## Exercise objective
In the listing below, locate the lines that hold the string "author". Copy those lines.

>>>>

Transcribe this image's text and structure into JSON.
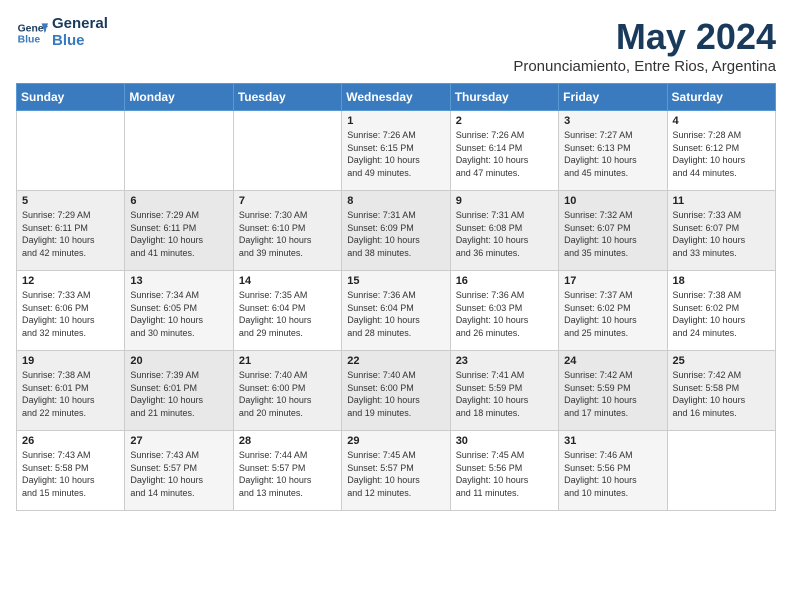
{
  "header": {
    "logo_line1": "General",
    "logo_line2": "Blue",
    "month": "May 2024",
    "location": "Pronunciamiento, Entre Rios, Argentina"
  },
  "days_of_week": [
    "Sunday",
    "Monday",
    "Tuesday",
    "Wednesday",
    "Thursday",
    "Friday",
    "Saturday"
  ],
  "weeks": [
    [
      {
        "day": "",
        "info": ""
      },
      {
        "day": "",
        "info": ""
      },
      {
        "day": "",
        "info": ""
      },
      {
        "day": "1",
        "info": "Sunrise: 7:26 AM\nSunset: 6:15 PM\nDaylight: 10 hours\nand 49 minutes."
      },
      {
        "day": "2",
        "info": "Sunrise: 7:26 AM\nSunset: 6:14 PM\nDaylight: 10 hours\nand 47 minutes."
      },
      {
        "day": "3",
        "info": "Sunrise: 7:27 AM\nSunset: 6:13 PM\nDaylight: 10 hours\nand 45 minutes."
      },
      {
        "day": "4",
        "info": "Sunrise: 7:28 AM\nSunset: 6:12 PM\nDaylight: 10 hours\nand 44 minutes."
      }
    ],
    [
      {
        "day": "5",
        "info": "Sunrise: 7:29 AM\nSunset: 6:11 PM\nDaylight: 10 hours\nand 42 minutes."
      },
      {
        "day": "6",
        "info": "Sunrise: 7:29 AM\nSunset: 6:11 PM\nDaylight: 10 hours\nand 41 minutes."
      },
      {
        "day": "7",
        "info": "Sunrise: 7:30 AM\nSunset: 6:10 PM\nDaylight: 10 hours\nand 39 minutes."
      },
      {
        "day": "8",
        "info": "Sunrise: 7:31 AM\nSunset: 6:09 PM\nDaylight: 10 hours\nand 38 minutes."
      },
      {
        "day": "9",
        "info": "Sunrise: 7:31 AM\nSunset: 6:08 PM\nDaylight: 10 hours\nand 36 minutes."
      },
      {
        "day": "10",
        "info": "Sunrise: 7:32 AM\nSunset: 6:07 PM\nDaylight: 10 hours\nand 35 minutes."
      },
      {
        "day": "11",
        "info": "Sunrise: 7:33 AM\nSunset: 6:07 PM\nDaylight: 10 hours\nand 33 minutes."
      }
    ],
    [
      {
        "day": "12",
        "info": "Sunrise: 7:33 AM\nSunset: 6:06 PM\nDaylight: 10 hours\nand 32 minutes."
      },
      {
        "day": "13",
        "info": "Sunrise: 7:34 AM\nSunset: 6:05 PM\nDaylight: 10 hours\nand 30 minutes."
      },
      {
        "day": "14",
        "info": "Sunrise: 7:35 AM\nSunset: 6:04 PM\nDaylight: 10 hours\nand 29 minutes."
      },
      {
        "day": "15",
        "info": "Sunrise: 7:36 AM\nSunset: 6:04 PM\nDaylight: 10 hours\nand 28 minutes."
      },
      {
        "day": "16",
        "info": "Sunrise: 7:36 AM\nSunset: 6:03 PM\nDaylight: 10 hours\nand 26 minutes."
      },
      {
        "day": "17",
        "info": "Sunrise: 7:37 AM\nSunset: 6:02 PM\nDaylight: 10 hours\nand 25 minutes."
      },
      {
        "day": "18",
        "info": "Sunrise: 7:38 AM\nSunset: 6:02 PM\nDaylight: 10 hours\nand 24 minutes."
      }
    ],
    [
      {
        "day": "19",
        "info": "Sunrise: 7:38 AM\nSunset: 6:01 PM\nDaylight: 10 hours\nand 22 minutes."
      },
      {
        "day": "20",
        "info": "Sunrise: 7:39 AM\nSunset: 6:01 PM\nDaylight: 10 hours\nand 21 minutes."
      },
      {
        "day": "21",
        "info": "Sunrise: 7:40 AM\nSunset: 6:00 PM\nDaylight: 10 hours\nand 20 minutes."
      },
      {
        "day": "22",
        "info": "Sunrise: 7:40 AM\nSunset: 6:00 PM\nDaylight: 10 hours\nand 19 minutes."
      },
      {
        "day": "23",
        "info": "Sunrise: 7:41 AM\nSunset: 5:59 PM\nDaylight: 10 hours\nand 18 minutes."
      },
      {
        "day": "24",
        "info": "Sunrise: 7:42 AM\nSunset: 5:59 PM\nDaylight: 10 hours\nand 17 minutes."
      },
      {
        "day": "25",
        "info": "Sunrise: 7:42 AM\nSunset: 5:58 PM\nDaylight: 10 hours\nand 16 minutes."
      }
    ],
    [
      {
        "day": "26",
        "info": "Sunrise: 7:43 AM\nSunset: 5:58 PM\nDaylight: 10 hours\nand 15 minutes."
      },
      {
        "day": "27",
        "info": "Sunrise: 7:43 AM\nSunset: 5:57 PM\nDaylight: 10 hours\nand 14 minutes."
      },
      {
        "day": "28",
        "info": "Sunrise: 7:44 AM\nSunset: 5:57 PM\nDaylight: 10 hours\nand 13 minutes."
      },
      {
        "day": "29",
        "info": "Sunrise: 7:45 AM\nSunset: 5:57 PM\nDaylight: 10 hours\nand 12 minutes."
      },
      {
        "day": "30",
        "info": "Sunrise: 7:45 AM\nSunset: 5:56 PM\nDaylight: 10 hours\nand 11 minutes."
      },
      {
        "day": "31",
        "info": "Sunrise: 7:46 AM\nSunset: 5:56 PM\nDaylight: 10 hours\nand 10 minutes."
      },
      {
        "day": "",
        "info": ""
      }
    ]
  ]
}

<<<<
>>>>

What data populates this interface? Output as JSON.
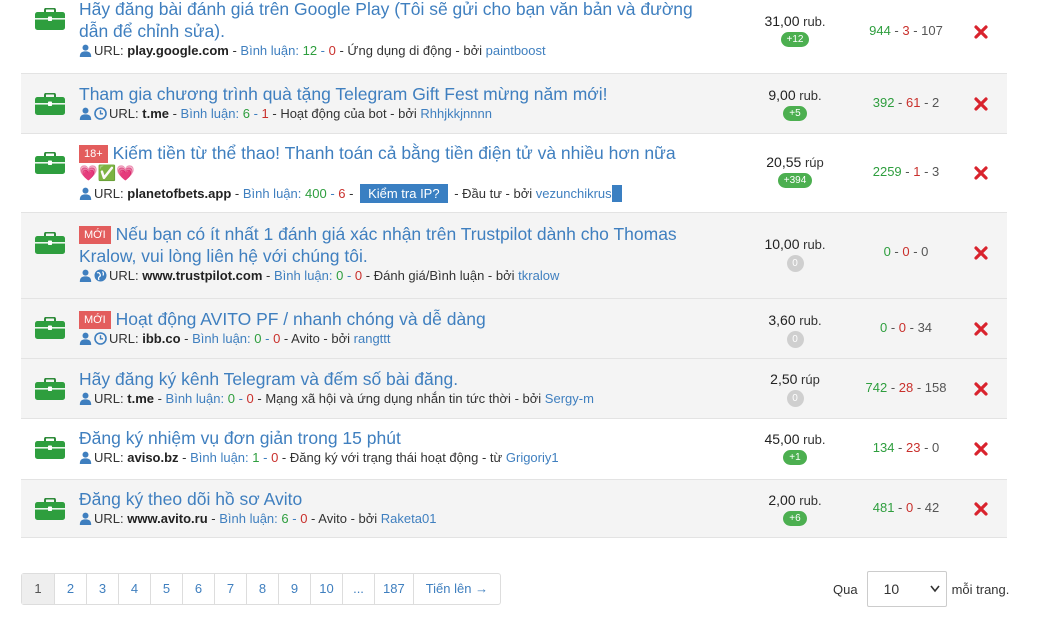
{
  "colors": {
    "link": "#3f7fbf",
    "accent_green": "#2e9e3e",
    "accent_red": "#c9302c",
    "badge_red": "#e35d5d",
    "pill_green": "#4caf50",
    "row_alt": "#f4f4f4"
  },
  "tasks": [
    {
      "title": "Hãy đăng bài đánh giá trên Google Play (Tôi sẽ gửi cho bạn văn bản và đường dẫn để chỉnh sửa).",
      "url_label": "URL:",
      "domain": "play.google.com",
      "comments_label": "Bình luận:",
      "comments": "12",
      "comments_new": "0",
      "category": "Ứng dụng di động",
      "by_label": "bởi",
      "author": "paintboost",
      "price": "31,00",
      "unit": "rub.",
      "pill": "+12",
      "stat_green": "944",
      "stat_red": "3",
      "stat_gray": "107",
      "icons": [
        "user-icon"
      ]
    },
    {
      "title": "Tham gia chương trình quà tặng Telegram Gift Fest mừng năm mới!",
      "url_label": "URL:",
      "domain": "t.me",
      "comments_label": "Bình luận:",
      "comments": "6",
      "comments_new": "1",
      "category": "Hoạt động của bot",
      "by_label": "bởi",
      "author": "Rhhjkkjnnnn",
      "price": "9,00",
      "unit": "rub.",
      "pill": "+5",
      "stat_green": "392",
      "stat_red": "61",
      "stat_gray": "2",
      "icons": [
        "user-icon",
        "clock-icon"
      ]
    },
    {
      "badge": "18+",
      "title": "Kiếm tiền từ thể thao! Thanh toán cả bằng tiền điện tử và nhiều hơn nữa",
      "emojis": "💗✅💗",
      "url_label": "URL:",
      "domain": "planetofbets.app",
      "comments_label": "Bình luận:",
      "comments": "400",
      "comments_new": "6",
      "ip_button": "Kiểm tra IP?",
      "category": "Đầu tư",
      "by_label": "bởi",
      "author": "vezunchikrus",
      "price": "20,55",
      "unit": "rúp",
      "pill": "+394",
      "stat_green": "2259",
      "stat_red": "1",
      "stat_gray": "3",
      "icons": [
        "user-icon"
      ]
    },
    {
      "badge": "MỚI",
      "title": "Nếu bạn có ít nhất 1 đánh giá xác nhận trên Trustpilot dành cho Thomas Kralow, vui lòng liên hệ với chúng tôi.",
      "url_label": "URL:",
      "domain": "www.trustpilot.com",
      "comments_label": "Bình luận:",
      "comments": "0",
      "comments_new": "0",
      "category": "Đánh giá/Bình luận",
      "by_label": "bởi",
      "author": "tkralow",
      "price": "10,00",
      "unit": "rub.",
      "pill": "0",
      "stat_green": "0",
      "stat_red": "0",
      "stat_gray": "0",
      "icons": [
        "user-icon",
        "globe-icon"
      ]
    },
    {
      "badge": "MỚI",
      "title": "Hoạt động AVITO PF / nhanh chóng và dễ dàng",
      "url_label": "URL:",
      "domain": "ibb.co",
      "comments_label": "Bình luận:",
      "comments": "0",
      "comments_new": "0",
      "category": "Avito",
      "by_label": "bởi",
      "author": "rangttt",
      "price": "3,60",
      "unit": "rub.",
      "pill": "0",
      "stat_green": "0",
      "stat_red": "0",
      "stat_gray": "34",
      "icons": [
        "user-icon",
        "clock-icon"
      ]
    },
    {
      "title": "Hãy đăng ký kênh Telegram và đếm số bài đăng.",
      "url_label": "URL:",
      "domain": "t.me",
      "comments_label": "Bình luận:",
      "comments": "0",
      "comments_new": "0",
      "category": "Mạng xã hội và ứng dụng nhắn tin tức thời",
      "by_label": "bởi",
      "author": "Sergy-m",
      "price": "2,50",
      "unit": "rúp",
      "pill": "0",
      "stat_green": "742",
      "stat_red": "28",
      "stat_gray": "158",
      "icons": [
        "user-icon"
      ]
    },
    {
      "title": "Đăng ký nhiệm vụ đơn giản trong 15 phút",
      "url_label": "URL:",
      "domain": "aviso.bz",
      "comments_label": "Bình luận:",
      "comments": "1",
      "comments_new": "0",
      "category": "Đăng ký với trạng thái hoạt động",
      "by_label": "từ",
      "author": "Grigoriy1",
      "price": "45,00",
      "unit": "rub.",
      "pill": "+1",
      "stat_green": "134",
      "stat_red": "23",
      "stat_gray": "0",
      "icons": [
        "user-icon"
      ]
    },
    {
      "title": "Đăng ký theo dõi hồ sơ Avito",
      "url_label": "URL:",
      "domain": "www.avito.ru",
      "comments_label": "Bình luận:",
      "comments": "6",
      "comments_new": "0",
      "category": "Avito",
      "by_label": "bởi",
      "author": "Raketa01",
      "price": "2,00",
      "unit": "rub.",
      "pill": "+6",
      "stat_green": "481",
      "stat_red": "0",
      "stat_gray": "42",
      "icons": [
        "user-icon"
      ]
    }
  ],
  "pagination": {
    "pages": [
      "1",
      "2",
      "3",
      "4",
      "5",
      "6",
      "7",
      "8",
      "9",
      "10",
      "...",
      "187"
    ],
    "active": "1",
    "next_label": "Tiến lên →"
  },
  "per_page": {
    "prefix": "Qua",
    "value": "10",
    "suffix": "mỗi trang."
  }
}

<<<<

## Finished task
      "author": "paintboost",
      "author": "Rhhjkkjnnnn",
      "author": "vezunchikrus",
      "author": "tkralow",
      "author": "rangttt",
      "author": "Sergy-m",
      "author": "Grigoriy1",
      "author": "Raketa01",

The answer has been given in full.